▸ Goal of the exercise:
Print, exactly and completely, every entry in the data.

▸ Entries provided:
___

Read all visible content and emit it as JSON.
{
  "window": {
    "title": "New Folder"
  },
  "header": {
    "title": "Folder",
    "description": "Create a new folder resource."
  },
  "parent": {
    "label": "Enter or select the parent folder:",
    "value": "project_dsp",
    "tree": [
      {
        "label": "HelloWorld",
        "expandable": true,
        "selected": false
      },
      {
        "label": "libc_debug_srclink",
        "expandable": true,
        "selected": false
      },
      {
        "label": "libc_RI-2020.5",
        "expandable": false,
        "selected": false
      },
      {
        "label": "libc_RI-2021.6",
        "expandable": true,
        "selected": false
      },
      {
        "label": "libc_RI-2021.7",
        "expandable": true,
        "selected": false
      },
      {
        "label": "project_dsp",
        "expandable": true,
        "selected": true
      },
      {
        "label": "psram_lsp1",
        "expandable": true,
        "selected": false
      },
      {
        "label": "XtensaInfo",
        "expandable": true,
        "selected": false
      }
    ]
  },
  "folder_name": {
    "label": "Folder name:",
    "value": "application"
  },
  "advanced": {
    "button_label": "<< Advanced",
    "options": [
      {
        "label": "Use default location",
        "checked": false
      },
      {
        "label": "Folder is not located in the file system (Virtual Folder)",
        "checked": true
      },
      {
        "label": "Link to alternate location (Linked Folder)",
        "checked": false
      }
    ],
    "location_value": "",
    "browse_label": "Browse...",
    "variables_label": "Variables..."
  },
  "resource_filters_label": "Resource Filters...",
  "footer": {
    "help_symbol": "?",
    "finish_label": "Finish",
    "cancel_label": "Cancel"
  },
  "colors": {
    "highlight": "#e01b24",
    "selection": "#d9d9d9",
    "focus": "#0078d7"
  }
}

___

▸ Solved problem:
Read all visible content and emit it as JSON.
{
  "window": {
    "title": "New Folder"
  },
  "header": {
    "title": "Folder",
    "description": "Create a new folder resource."
  },
  "parent": {
    "label": "Enter or select the parent folder:",
    "value": "project_dsp",
    "tree": [
      {
        "label": "HelloWorld",
        "expandable": true,
        "selected": false
      },
      {
        "label": "libc_debug_srclink",
        "expandable": true,
        "selected": false
      },
      {
        "label": "libc_RI-2020.5",
        "expandable": false,
        "selected": false
      },
      {
        "label": "libc_RI-2021.6",
        "expandable": true,
        "selected": false
      },
      {
        "label": "libc_RI-2021.7",
        "expandable": true,
        "selected": false
      },
      {
        "label": "project_dsp",
        "expandable": true,
        "selected": true
      },
      {
        "label": "psram_lsp1",
        "expandable": true,
        "selected": false
      },
      {
        "label": "XtensaInfo",
        "expandable": true,
        "selected": false
      }
    ]
  },
  "folder_name": {
    "label": "Folder name:",
    "value": "application"
  },
  "advanced": {
    "button_label": "<< Advanced",
    "options": [
      {
        "label": "Use default location",
        "checked": false
      },
      {
        "label": "Folder is not located in the file system (Virtual Folder)",
        "checked": true
      },
      {
        "label": "Link to alternate location (Linked Folder)",
        "checked": false
      }
    ],
    "location_value": "",
    "browse_label": "Browse...",
    "variables_label": "Variables..."
  },
  "resource_filters_label": "Resource Filters...",
  "footer": {
    "help_symbol": "?",
    "finish_label": "Finish",
    "cancel_label": "Cancel"
  },
  "colors": {
    "highlight": "#e01b24",
    "selection": "#d9d9d9",
    "focus": "#0078d7"
  }
}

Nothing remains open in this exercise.